### What the task asks:
Compile every line that includes the word "votre".

● ● ● ● ● ● ●

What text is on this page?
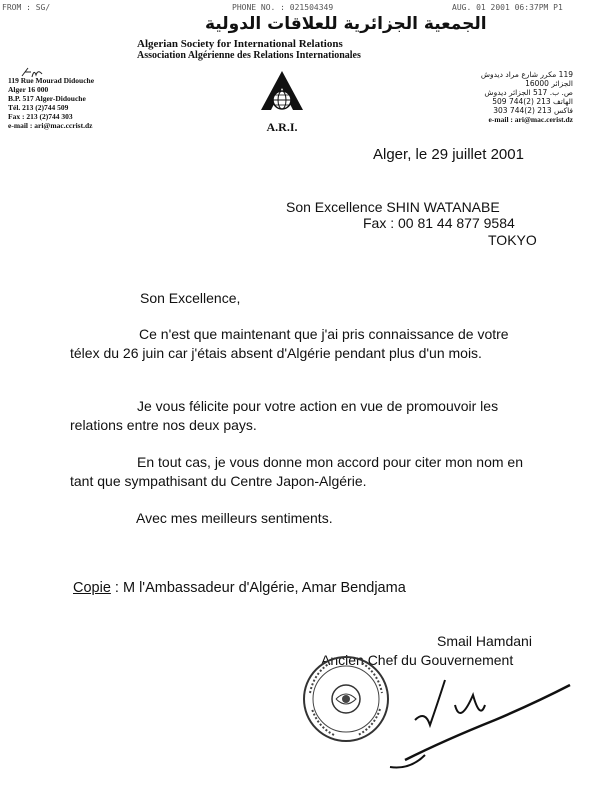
FROM : SG/	PHONE NO. : 021504349	AUG. 01 2001 06:37PM P1
الجمعية الجزائرية للعلاقات الدولية
Algerian Society for International Relations
Association Algérienne des Relations Internationales
119 Rue Mourad Didouche
Alger 16 000
B.P. 517 Alger-Didouche
Tél. 213 (2)744 509
Fax : 213 (2)744 303
e-mail : ari@mac.ccrist.dz	A.R.I.
119 مكرر شارع مراد ديدوش
الجزائر 16000
ص. ب. 517 الجزائر ديدوش
الهاتف 213 (2)744 509
فاكس 213 (2)744 303
e-mail : ari@mac.cerist.dz
Alger, le 29 juillet 2001
Son Excellence SHIN WATANABE
Fax : 00 81 44 877 9584
TOKYO
Son Excellence,
Ce n'est que maintenant que j'ai pris connaissance de votre télex du 26 juin car j'étais absent d'Algérie pendant plus d'un mois.
Je vous félicite pour votre action en vue de promouvoir les relations entre nos deux pays.
En tout cas, je vous donne mon accord pour citer mon nom en tant que sympathisant du Centre Japon-Algérie.
Avec mes meilleurs sentiments.
Copie : M l'Ambassadeur d'Algérie, Amar Bendjama
Smail Hamdani
Ancien Chef du Gouvernement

● ● ● ● ● ● ●

### Answer to this exercise:
Ce n'est que maintenant que j'ai pris connaissance de votre télex du 26 juin car j'étais absent d'Algérie pendant plus d'un mois.
Je vous félicite pour votre action en vue de promouvoir les relations entre nos deux pays.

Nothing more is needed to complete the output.